-- begin Working data --

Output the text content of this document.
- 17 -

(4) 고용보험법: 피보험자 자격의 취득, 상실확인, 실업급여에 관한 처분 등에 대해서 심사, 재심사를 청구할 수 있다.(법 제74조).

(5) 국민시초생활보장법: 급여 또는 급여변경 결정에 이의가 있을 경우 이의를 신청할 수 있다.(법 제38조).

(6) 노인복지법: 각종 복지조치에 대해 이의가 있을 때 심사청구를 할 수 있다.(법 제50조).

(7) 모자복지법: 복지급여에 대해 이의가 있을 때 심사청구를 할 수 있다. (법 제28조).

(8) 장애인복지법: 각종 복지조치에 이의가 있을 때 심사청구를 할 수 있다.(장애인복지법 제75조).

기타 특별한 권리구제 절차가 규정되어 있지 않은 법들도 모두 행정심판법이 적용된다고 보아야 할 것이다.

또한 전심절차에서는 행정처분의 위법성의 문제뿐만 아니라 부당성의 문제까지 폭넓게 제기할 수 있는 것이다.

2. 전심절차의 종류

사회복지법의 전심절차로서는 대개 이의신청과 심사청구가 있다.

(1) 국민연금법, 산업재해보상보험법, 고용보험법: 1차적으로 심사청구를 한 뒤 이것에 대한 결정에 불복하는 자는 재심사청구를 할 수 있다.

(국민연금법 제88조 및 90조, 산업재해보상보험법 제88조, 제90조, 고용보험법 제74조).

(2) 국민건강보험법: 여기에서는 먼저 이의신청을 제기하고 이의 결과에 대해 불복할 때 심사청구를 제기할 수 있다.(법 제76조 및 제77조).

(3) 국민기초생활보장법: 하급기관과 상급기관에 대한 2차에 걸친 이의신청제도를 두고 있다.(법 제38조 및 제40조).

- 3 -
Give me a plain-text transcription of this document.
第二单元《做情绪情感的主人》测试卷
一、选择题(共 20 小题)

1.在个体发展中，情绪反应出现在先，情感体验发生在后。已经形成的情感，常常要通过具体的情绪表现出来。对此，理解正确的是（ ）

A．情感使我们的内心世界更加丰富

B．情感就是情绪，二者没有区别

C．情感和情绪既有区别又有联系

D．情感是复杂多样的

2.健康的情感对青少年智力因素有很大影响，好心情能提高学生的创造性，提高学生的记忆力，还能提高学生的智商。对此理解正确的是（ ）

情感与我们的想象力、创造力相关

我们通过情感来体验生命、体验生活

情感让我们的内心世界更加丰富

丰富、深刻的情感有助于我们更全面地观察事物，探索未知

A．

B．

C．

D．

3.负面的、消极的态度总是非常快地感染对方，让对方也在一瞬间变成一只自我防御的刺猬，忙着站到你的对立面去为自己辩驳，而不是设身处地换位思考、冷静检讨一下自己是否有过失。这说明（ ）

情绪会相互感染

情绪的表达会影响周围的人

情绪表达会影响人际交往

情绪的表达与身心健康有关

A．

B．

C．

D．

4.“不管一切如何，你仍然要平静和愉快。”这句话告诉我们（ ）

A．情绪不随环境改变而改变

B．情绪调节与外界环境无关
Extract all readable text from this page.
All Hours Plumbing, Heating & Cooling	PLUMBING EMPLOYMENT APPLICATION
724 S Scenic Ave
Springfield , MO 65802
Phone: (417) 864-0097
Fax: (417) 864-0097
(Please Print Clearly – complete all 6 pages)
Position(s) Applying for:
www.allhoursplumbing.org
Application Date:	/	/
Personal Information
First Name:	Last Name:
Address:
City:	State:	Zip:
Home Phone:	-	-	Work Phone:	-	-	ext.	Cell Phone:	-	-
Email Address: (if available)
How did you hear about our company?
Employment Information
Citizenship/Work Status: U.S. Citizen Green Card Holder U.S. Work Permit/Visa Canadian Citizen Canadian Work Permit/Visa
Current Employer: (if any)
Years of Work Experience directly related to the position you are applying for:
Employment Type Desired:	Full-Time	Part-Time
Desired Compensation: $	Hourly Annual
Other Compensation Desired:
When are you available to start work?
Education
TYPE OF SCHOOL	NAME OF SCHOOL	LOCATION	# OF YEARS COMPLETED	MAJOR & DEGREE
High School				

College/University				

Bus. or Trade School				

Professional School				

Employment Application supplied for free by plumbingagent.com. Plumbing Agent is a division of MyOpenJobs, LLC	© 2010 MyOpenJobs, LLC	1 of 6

-- end Working data --

• **Stated problem**
Write only the number of lines in the records that include the word "복지조치에".

• **Exercise answer**
2